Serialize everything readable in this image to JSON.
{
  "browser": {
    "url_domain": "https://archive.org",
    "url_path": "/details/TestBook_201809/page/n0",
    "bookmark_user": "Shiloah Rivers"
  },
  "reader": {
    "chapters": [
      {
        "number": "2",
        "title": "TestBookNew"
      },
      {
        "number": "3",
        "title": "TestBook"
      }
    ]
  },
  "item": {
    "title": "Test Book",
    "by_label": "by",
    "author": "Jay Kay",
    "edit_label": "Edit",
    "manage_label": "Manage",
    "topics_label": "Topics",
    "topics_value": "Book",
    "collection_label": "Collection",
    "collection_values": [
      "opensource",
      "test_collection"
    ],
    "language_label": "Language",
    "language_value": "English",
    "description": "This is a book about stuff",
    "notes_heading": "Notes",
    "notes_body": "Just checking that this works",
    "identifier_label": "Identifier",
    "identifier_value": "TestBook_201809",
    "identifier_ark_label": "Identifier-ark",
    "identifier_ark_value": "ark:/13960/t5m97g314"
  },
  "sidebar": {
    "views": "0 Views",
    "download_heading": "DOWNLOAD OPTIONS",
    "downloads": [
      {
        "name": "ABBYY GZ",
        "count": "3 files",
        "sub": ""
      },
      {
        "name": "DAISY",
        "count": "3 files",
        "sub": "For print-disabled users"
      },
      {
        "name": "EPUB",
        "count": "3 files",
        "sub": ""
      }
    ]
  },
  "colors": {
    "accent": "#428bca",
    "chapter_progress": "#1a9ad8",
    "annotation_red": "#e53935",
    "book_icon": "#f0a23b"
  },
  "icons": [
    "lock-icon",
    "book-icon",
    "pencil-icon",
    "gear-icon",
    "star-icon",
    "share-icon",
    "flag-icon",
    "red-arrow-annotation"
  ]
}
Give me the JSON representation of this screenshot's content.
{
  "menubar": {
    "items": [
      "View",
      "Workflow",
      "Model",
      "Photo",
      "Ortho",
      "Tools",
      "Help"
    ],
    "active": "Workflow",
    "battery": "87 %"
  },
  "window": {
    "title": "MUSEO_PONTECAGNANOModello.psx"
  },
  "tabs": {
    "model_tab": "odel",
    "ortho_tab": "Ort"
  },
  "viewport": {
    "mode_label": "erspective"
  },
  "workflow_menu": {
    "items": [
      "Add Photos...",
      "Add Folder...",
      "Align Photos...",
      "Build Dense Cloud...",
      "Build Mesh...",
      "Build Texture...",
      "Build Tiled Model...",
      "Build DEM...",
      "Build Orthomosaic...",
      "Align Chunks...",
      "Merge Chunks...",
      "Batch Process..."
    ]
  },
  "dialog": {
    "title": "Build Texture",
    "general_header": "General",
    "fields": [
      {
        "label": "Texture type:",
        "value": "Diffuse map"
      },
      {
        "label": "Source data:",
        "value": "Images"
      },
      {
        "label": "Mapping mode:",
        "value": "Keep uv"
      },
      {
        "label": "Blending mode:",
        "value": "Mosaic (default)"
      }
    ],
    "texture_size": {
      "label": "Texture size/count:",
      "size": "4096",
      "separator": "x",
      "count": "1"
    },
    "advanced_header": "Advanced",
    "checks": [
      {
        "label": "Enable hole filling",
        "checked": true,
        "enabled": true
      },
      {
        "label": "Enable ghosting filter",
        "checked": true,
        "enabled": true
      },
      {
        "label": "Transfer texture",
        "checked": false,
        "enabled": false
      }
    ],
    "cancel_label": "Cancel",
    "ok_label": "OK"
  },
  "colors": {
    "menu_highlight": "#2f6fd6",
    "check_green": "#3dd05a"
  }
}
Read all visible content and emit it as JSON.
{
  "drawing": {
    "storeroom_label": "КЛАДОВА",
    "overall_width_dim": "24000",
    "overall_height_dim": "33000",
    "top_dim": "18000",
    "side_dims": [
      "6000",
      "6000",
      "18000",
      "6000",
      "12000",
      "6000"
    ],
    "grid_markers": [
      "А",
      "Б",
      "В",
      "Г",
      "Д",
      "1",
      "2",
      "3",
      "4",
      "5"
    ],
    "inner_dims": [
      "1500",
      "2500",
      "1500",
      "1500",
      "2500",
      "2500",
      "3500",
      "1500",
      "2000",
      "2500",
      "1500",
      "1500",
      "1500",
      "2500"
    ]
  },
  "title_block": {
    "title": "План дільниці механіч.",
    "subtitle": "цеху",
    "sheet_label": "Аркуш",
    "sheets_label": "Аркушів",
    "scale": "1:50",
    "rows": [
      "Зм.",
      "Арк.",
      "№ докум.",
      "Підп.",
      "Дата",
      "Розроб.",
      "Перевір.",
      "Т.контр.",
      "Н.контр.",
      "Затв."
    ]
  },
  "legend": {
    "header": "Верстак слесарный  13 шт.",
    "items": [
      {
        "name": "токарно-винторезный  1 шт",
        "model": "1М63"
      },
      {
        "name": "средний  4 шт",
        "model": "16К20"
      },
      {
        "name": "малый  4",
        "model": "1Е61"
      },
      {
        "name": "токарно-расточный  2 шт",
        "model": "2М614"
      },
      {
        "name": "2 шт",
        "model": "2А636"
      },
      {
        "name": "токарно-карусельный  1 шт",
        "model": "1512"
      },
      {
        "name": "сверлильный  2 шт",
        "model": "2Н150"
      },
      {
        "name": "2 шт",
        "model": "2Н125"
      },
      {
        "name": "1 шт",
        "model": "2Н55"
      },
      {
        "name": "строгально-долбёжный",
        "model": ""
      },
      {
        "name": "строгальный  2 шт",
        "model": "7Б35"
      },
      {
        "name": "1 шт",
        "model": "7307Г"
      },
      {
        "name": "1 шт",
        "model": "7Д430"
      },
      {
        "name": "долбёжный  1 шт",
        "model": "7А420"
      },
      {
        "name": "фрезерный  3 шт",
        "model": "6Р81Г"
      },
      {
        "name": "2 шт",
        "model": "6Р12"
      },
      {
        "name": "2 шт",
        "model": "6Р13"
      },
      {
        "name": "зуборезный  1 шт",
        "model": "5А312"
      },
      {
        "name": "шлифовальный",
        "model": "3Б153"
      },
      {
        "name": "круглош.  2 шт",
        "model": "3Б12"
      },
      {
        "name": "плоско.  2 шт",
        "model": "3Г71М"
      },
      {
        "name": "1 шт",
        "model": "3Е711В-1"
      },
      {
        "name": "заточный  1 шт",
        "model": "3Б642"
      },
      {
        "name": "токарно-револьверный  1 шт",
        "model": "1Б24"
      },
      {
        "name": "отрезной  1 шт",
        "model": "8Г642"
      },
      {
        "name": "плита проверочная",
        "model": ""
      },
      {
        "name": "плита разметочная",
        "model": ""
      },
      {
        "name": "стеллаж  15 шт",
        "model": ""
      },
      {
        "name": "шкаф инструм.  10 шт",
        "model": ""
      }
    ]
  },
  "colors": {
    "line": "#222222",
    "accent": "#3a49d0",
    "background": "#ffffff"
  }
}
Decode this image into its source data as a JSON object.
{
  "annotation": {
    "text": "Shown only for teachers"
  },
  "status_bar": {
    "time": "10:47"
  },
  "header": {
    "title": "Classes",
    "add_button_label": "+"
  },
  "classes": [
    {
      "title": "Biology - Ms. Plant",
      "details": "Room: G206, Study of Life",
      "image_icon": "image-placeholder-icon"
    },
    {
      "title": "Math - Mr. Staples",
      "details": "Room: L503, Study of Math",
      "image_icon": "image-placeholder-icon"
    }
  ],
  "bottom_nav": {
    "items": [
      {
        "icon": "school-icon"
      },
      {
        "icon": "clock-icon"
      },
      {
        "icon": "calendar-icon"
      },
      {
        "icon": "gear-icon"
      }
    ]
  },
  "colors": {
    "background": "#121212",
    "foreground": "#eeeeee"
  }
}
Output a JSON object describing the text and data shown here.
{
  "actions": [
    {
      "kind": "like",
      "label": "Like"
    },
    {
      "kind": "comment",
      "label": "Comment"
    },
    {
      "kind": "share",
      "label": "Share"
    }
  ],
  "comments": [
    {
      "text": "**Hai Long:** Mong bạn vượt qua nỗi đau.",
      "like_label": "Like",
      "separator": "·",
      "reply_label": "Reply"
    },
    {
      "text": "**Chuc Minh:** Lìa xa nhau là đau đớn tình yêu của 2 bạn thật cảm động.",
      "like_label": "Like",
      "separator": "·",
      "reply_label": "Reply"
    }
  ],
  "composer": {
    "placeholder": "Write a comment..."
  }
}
*****
What to produce:
Search the entries for the string "Build" and collect each line that has it.

Final result:
      "Build Dense Cloud...",
      "Build Mesh...",
      "Build Texture...",
      "Build Tiled Model...",
      "Build DEM...",
      "Build Orthomosaic...",
    "title": "Build Texture",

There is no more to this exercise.